══ Items ══
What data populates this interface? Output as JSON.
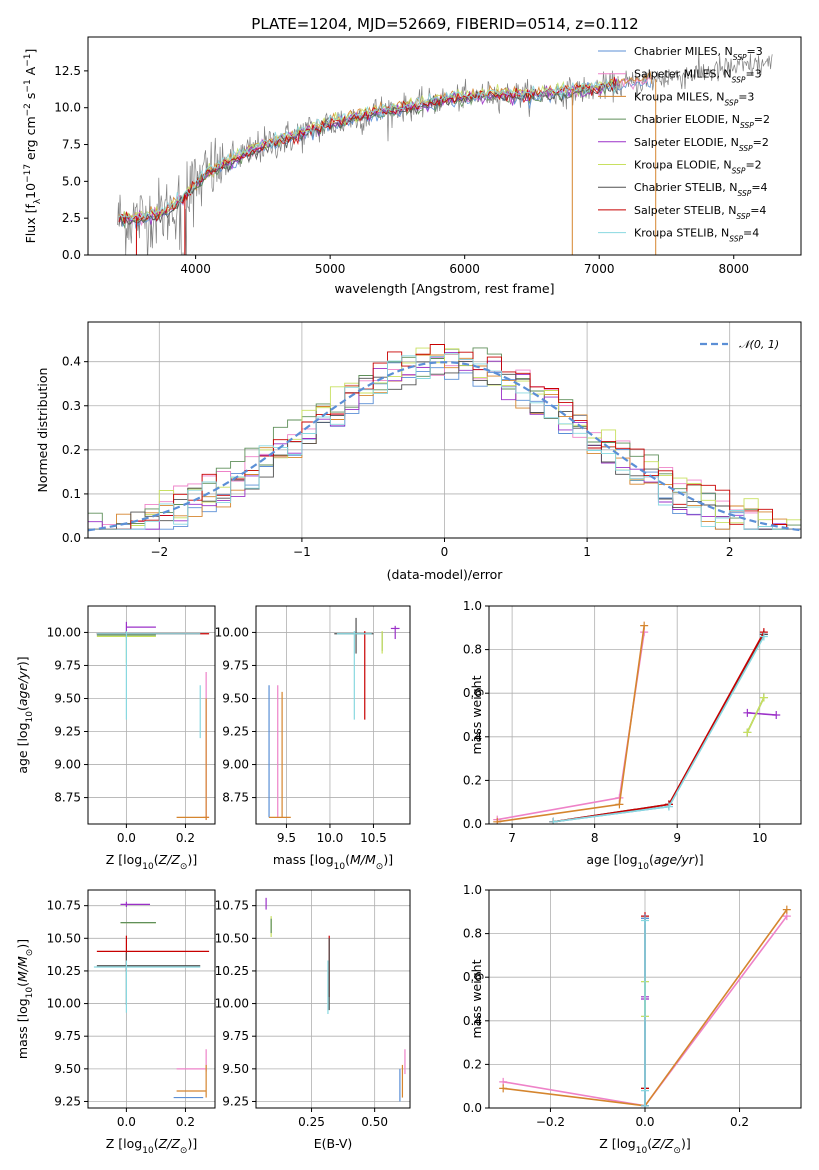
{
  "figure": {
    "title": "PLATE=1204, MJD=52669, FIBERID=0514, z=0.112"
  },
  "colors": {
    "chabrier_miles": "#5b8fd6",
    "salpeter_miles": "#ee82c8",
    "kroupa_miles": "#d5852e",
    "chabrier_elodie": "#5f8f5a",
    "salpeter_elodie": "#9b30c8",
    "kroupa_elodie": "#c8e060",
    "chabrier_stelib": "#505050",
    "salpeter_stelib": "#c80000",
    "kroupa_stelib": "#88d8e0",
    "data": "#808080",
    "normal": "#5b8fd6"
  },
  "chart_data": [
    {
      "id": "spectrum",
      "type": "line",
      "xlabel": "wavelength [Angstrom, rest frame]",
      "ylabel": "Flux [f_λ10^-17 erg cm^-2 s^-1 A^-1]",
      "xlim": [
        3200,
        8500
      ],
      "ylim": [
        0,
        14.8
      ],
      "xticks": [
        4000,
        5000,
        6000,
        7000,
        8000
      ],
      "yticks": [
        0.0,
        2.5,
        5.0,
        7.5,
        10.0,
        12.5
      ],
      "grid": false,
      "legend_position": "right",
      "legend": [
        "Chabrier MILES, N_SSP=3",
        "Salpeter MILES, N_SSP=3",
        "Kroupa MILES, N_SSP=3",
        "Chabrier ELODIE, N_SSP=2",
        "Salpeter ELODIE, N_SSP=2",
        "Kroupa ELODIE, N_SSP=2",
        "Chabrier STELIB, N_SSP=4",
        "Salpeter STELIB, N_SSP=4",
        "Kroupa STELIB, N_SSP=4"
      ],
      "continuum": {
        "x": [
          3400,
          3600,
          3800,
          3950,
          4100,
          4300,
          4500,
          4700,
          5000,
          5300,
          5600,
          5900,
          6200,
          6500,
          6800,
          7100,
          7400,
          7700,
          8000,
          8300
        ],
        "y": [
          2.4,
          2.5,
          3.0,
          4.3,
          5.6,
          6.6,
          7.4,
          8.0,
          8.9,
          9.6,
          10.1,
          10.6,
          10.9,
          10.9,
          11.1,
          11.5,
          11.9,
          12.3,
          12.7,
          13.0
        ]
      }
    },
    {
      "id": "residuals",
      "type": "step",
      "xlabel": "(data-model)/error",
      "ylabel": "Normed distribution",
      "xlim": [
        -2.5,
        2.5
      ],
      "ylim": [
        0,
        0.49
      ],
      "xticks": [
        -2,
        -1,
        0,
        1,
        2
      ],
      "yticks": [
        0.0,
        0.1,
        0.2,
        0.3,
        0.4
      ],
      "grid": true,
      "legend_position": "top-right",
      "legend": [
        "𝒩(0, 1)"
      ]
    },
    {
      "id": "age_vs_Z",
      "type": "errorbar",
      "xlabel": "Z [log10(Z/Z⊙)]",
      "ylabel": "age  [log10(age/yr)]",
      "xlim": [
        -0.13,
        0.3
      ],
      "ylim": [
        8.55,
        10.2
      ],
      "xticks": [
        0.0,
        0.2
      ],
      "yticks": [
        8.75,
        9.0,
        9.25,
        9.5,
        9.75,
        10.0
      ],
      "grid": true,
      "points": [
        {
          "s": "chabrier_miles",
          "x": 0.0,
          "y": 9.99,
          "xe": [
            0.1,
            0.2
          ],
          "ye": [
            0.01,
            0.01
          ]
        },
        {
          "s": "salpeter_miles",
          "x": 0.27,
          "y": 8.6,
          "xe": [
            0.01,
            0.01
          ],
          "ye": [
            0.02,
            1.1
          ]
        },
        {
          "s": "kroupa_miles",
          "x": 0.27,
          "y": 8.6,
          "xe": [
            0.1,
            0.01
          ],
          "ye": [
            0.02,
            0.9
          ]
        },
        {
          "s": "chabrier_elodie",
          "x": 0.0,
          "y": 9.98,
          "xe": [
            0.1,
            0.1
          ],
          "ye": [
            0.02,
            0.02
          ]
        },
        {
          "s": "salpeter_elodie",
          "x": 0.0,
          "y": 10.04,
          "xe": [
            0.0,
            0.1
          ],
          "ye": [
            0.04,
            0.04
          ]
        },
        {
          "s": "kroupa_elodie",
          "x": 0.0,
          "y": 9.97,
          "xe": [
            0.1,
            0.1
          ],
          "ye": [
            0.2,
            0.02
          ]
        },
        {
          "s": "chabrier_stelib",
          "x": 0.0,
          "y": 9.99,
          "xe": [
            0.1,
            0.25
          ],
          "ye": [
            0.02,
            0.02
          ]
        },
        {
          "s": "salpeter_stelib",
          "x": 0.0,
          "y": 9.99,
          "xe": [
            0.1,
            0.28
          ],
          "ye": [
            0.01,
            0.01
          ]
        },
        {
          "s": "kroupa_stelib",
          "x": 0.0,
          "y": 9.99,
          "xe": [
            0.1,
            0.25
          ],
          "ye": [
            0.65,
            0.02
          ]
        },
        {
          "s": "kroupa_stelib",
          "x": 0.25,
          "y": 9.5,
          "xe": [
            0.0,
            0.0
          ],
          "ye": [
            0.3,
            0.1
          ]
        }
      ]
    },
    {
      "id": "age_vs_mass",
      "type": "errorbar",
      "xlabel": "mass [log10(M/M⊙)]",
      "ylabel": "",
      "xlim": [
        9.15,
        10.92
      ],
      "ylim": [
        8.55,
        10.2
      ],
      "xticks": [
        9.5,
        10.0,
        10.5
      ],
      "yticks": [
        8.75,
        9.0,
        9.25,
        9.5,
        9.75,
        10.0
      ],
      "grid": true,
      "points": [
        {
          "s": "chabrier_miles",
          "x": 9.3,
          "y": 8.6,
          "xe": [
            0.0,
            0.0
          ],
          "ye": [
            0.0,
            1.0
          ]
        },
        {
          "s": "salpeter_miles",
          "x": 9.4,
          "y": 8.6,
          "xe": [
            0.0,
            0.0
          ],
          "ye": [
            0.0,
            1.0
          ]
        },
        {
          "s": "kroupa_miles",
          "x": 9.45,
          "y": 8.6,
          "xe": [
            0.15,
            0.1
          ],
          "ye": [
            0.0,
            0.95
          ]
        },
        {
          "s": "chabrier_elodie",
          "x": 10.6,
          "y": 9.96,
          "xe": [
            0.0,
            0.0
          ],
          "ye": [
            0.1,
            0.04
          ]
        },
        {
          "s": "salpeter_elodie",
          "x": 10.75,
          "y": 10.03,
          "xe": [
            0.05,
            0.05
          ],
          "ye": [
            0.08,
            0.02
          ]
        },
        {
          "s": "kroupa_elodie",
          "x": 10.6,
          "y": 9.97,
          "xe": [
            0.0,
            0.0
          ],
          "ye": [
            0.13,
            0.04
          ]
        },
        {
          "s": "chabrier_stelib",
          "x": 10.3,
          "y": 9.99,
          "xe": [
            0.25,
            0.2
          ],
          "ye": [
            0.15,
            0.12
          ]
        },
        {
          "s": "salpeter_stelib",
          "x": 10.4,
          "y": 9.99,
          "xe": [
            0.0,
            0.0
          ],
          "ye": [
            0.65,
            0.02
          ]
        },
        {
          "s": "kroupa_stelib",
          "x": 10.28,
          "y": 9.99,
          "xe": [
            0.2,
            0.2
          ],
          "ye": [
            0.65,
            0.02
          ]
        }
      ]
    },
    {
      "id": "weight_vs_age",
      "type": "line",
      "xlabel": "age  [log10(age/yr)]",
      "ylabel": "mass weight",
      "xlim": [
        6.72,
        10.5
      ],
      "ylim": [
        0.0,
        1.0
      ],
      "xticks": [
        7,
        8,
        9,
        10
      ],
      "yticks": [
        0.0,
        0.2,
        0.4,
        0.6,
        0.8,
        1.0
      ],
      "grid": true,
      "series": [
        {
          "s": "salpeter_miles",
          "x": [
            6.82,
            8.3,
            8.6
          ],
          "y": [
            0.02,
            0.12,
            0.88
          ]
        },
        {
          "s": "kroupa_miles",
          "x": [
            6.82,
            8.3,
            8.6
          ],
          "y": [
            0.01,
            0.09,
            0.91
          ]
        },
        {
          "s": "chabrier_miles",
          "x": [
            7.5,
            8.9,
            10.05
          ],
          "y": [
            0.01,
            0.08,
            0.87
          ]
        },
        {
          "s": "chabrier_stelib",
          "x": [
            7.5,
            8.9,
            10.05
          ],
          "y": [
            0.01,
            0.09,
            0.87
          ]
        },
        {
          "s": "salpeter_stelib",
          "x": [
            7.5,
            8.9,
            10.05
          ],
          "y": [
            0.01,
            0.09,
            0.88
          ]
        },
        {
          "s": "kroupa_stelib",
          "x": [
            7.5,
            8.9,
            10.05
          ],
          "y": [
            0.01,
            0.08,
            0.86
          ]
        },
        {
          "s": "salpeter_elodie",
          "x": [
            9.85,
            10.2
          ],
          "y": [
            0.51,
            0.5
          ]
        },
        {
          "s": "chabrier_elodie",
          "x": [
            9.85,
            10.05
          ],
          "y": [
            0.42,
            0.58
          ]
        },
        {
          "s": "kroupa_elodie",
          "x": [
            9.85,
            10.05
          ],
          "y": [
            0.42,
            0.58
          ]
        }
      ]
    },
    {
      "id": "mass_vs_Z",
      "type": "errorbar",
      "xlabel": "Z [log10(Z/Z⊙)]",
      "ylabel": "mass [log10(M/M⊙)]",
      "xlim": [
        -0.13,
        0.3
      ],
      "ylim": [
        9.2,
        10.87
      ],
      "xticks": [
        0.0,
        0.2
      ],
      "yticks": [
        9.25,
        9.5,
        9.75,
        10.0,
        10.25,
        10.5,
        10.75
      ],
      "grid": true,
      "points": [
        {
          "s": "salpeter_elodie",
          "x": 0.0,
          "y": 10.76,
          "xe": [
            0.02,
            0.08
          ],
          "ye": [
            0.02,
            0.02
          ]
        },
        {
          "s": "kroupa_elodie",
          "x": 0.0,
          "y": 10.62,
          "xe": [
            0.02,
            0.1
          ],
          "ye": [
            0.0,
            0.0
          ]
        },
        {
          "s": "chabrier_elodie",
          "x": 0.0,
          "y": 10.62,
          "xe": [
            0.02,
            0.1
          ],
          "ye": [
            0.0,
            0.0
          ]
        },
        {
          "s": "salpeter_stelib",
          "x": 0.0,
          "y": 10.4,
          "xe": [
            0.1,
            0.28
          ],
          "ye": [
            0.15,
            0.12
          ]
        },
        {
          "s": "chabrier_stelib",
          "x": 0.0,
          "y": 10.29,
          "xe": [
            0.1,
            0.25
          ],
          "ye": [
            0.3,
            0.1
          ]
        },
        {
          "s": "kroupa_stelib",
          "x": 0.0,
          "y": 10.28,
          "xe": [
            0.11,
            0.25
          ],
          "ye": [
            0.35,
            0.05
          ]
        },
        {
          "s": "chabrier_miles",
          "x": 0.16,
          "y": 9.28,
          "xe": [
            0.0,
            0.1
          ],
          "ye": [
            0.0,
            0.0
          ]
        },
        {
          "s": "salpeter_miles",
          "x": 0.27,
          "y": 9.5,
          "xe": [
            0.1,
            0.0
          ],
          "ye": [
            0.02,
            0.15
          ]
        },
        {
          "s": "kroupa_miles",
          "x": 0.27,
          "y": 9.33,
          "xe": [
            0.1,
            0.0
          ],
          "ye": [
            0.05,
            0.2
          ]
        }
      ]
    },
    {
      "id": "mass_vs_EBV",
      "type": "errorbar",
      "xlabel": "E(B-V)",
      "ylabel": "",
      "xlim": [
        0.03,
        0.64
      ],
      "ylim": [
        9.2,
        10.87
      ],
      "xticks": [
        0.25,
        0.5
      ],
      "yticks": [
        9.25,
        9.5,
        9.75,
        10.0,
        10.25,
        10.5,
        10.75
      ],
      "grid": true,
      "points": [
        {
          "s": "salpeter_elodie",
          "x": 0.07,
          "y": 10.76,
          "xe": [
            0.0,
            0.0
          ],
          "ye": [
            0.04,
            0.05
          ]
        },
        {
          "s": "kroupa_elodie",
          "x": 0.09,
          "y": 10.62,
          "xe": [
            0.0,
            0.0
          ],
          "ye": [
            0.11,
            0.05
          ]
        },
        {
          "s": "chabrier_elodie",
          "x": 0.09,
          "y": 10.62,
          "xe": [
            0.0,
            0.0
          ],
          "ye": [
            0.08,
            0.03
          ]
        },
        {
          "s": "salpeter_stelib",
          "x": 0.32,
          "y": 10.4,
          "xe": [
            0.0,
            0.0
          ],
          "ye": [
            0.35,
            0.12
          ]
        },
        {
          "s": "chabrier_stelib",
          "x": 0.32,
          "y": 10.35,
          "xe": [
            0.0,
            0.0
          ],
          "ye": [
            0.4,
            0.15
          ]
        },
        {
          "s": "kroupa_stelib",
          "x": 0.315,
          "y": 10.28,
          "xe": [
            0.0,
            0.0
          ],
          "ye": [
            0.36,
            0.05
          ]
        },
        {
          "s": "chabrier_miles",
          "x": 0.6,
          "y": 9.3,
          "xe": [
            0.0,
            0.0
          ],
          "ye": [
            0.05,
            0.2
          ]
        },
        {
          "s": "salpeter_miles",
          "x": 0.62,
          "y": 9.5,
          "xe": [
            0.0,
            0.0
          ],
          "ye": [
            0.04,
            0.15
          ]
        },
        {
          "s": "kroupa_miles",
          "x": 0.61,
          "y": 9.33,
          "xe": [
            0.0,
            0.0
          ],
          "ye": [
            0.05,
            0.2
          ]
        }
      ]
    },
    {
      "id": "weight_vs_Z",
      "type": "line",
      "xlabel": "Z [log10(Z/Z⊙)]",
      "ylabel": "mass weight",
      "xlim": [
        -0.33,
        0.33
      ],
      "ylim": [
        0.0,
        1.0
      ],
      "xticks": [
        -0.2,
        0.0,
        0.2
      ],
      "yticks": [
        0.0,
        0.2,
        0.4,
        0.6,
        0.8,
        1.0
      ],
      "grid": true,
      "series": [
        {
          "s": "salpeter_miles",
          "x": [
            -0.3,
            0.0,
            0.3
          ],
          "y": [
            0.12,
            0.01,
            0.88
          ]
        },
        {
          "s": "kroupa_miles",
          "x": [
            -0.3,
            0.0,
            0.3
          ],
          "y": [
            0.09,
            0.01,
            0.91
          ]
        },
        {
          "s": "chabrier_stelib",
          "x": [
            0.0,
            0.0,
            0.0
          ],
          "y": [
            0.01,
            0.09,
            0.87
          ]
        },
        {
          "s": "salpeter_stelib",
          "x": [
            0.0,
            0.0,
            0.0
          ],
          "y": [
            0.01,
            0.09,
            0.88
          ]
        },
        {
          "s": "chabrier_miles",
          "x": [
            0.0,
            0.0,
            0.0
          ],
          "y": [
            0.01,
            0.08,
            0.87
          ]
        },
        {
          "s": "salpeter_elodie",
          "x": [
            0.0,
            0.0
          ],
          "y": [
            0.5,
            0.51
          ]
        },
        {
          "s": "chabrier_elodie",
          "x": [
            0.0,
            0.0
          ],
          "y": [
            0.42,
            0.58
          ]
        },
        {
          "s": "kroupa_elodie",
          "x": [
            0.0,
            0.0
          ],
          "y": [
            0.42,
            0.58
          ]
        },
        {
          "s": "kroupa_stelib",
          "x": [
            0.0,
            0.0,
            0.0
          ],
          "y": [
            0.01,
            0.08,
            0.86
          ]
        }
      ]
    }
  ]
}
═══
■ Aim:
Tally how many lines of the records hold the word "right". Answer with the number only.

■ Response:
2